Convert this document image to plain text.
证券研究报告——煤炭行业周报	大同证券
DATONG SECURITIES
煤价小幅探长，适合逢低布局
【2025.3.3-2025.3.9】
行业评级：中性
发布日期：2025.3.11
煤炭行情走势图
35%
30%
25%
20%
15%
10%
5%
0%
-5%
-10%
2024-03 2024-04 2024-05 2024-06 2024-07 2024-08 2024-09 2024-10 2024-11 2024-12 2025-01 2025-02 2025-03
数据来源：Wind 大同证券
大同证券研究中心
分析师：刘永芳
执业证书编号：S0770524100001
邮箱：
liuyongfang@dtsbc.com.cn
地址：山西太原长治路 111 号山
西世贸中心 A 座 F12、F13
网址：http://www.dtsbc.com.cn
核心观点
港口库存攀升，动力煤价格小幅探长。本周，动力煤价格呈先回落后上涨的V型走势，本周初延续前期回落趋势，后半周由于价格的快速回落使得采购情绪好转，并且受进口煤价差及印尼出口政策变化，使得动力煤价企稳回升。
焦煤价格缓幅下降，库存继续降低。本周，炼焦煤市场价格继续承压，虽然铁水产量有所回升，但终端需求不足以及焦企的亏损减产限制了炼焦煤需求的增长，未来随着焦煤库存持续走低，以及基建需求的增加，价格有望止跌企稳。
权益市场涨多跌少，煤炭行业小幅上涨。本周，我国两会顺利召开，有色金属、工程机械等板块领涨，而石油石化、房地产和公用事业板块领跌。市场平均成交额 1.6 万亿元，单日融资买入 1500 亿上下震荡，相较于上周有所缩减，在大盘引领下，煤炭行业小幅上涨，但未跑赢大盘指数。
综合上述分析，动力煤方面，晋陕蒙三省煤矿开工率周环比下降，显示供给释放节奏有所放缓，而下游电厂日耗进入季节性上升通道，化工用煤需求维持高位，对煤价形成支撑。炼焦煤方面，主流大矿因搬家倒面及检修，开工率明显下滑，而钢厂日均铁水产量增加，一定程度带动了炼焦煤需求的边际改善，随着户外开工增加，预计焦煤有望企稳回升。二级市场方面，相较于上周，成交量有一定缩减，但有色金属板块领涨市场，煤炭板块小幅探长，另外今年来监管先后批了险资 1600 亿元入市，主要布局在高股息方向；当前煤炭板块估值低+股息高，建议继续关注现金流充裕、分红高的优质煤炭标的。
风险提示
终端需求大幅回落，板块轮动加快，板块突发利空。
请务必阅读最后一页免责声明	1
----
In full and verbatim, repeat the records given above.

Convert this document image to plain text.
证券研究报告——煤炭行业周报	大同证券
DATONG SECURITIES
煤价小幅探长，适合逢低布局
【2025.3.3-2025.3.9】
行业评级：中性
发布日期：2025.3.11
煤炭行情走势图
35%
30%
25%
20%
15%
10%
5%
0%
-5%
-10%
2024-03 2024-04 2024-05 2024-06 2024-07 2024-08 2024-09 2024-10 2024-11 2024-12 2025-01 2025-02 2025-03
数据来源：Wind 大同证券
大同证券研究中心
分析师：刘永芳
执业证书编号：S0770524100001
邮箱：
liuyongfang@dtsbc.com.cn
地址：山西太原长治路 111 号山
西世贸中心 A 座 F12、F13
网址：http://www.dtsbc.com.cn
核心观点
港口库存攀升，动力煤价格小幅探长。本周，动力煤价格呈先回落后上涨的V型走势，本周初延续前期回落趋势，后半周由于价格的快速回落使得采购情绪好转，并且受进口煤价差及印尼出口政策变化，使得动力煤价企稳回升。
焦煤价格缓幅下降，库存继续降低。本周，炼焦煤市场价格继续承压，虽然铁水产量有所回升，但终端需求不足以及焦企的亏损减产限制了炼焦煤需求的增长，未来随着焦煤库存持续走低，以及基建需求的增加，价格有望止跌企稳。
权益市场涨多跌少，煤炭行业小幅上涨。本周，我国两会顺利召开，有色金属、工程机械等板块领涨，而石油石化、房地产和公用事业板块领跌。市场平均成交额 1.6 万亿元，单日融资买入 1500 亿上下震荡，相较于上周有所缩减，在大盘引领下，煤炭行业小幅上涨，但未跑赢大盘指数。
综合上述分析，动力煤方面，晋陕蒙三省煤矿开工率周环比下降，显示供给释放节奏有所放缓，而下游电厂日耗进入季节性上升通道，化工用煤需求维持高位，对煤价形成支撑。炼焦煤方面，主流大矿因搬家倒面及检修，开工率明显下滑，而钢厂日均铁水产量增加，一定程度带动了炼焦煤需求的边际改善，随着户外开工增加，预计焦煤有望企稳回升。二级市场方面，相较于上周，成交量有一定缩减，但有色金属板块领涨市场，煤炭板块小幅探长，另外今年来监管先后批了险资 1600 亿元入市，主要布局在高股息方向；当前煤炭板块估值低+股息高，建议继续关注现金流充裕、分红高的优质煤炭标的。
风险提示
终端需求大幅回落，板块轮动加快，板块突发利空。
请务必阅读最后一页免责声明	1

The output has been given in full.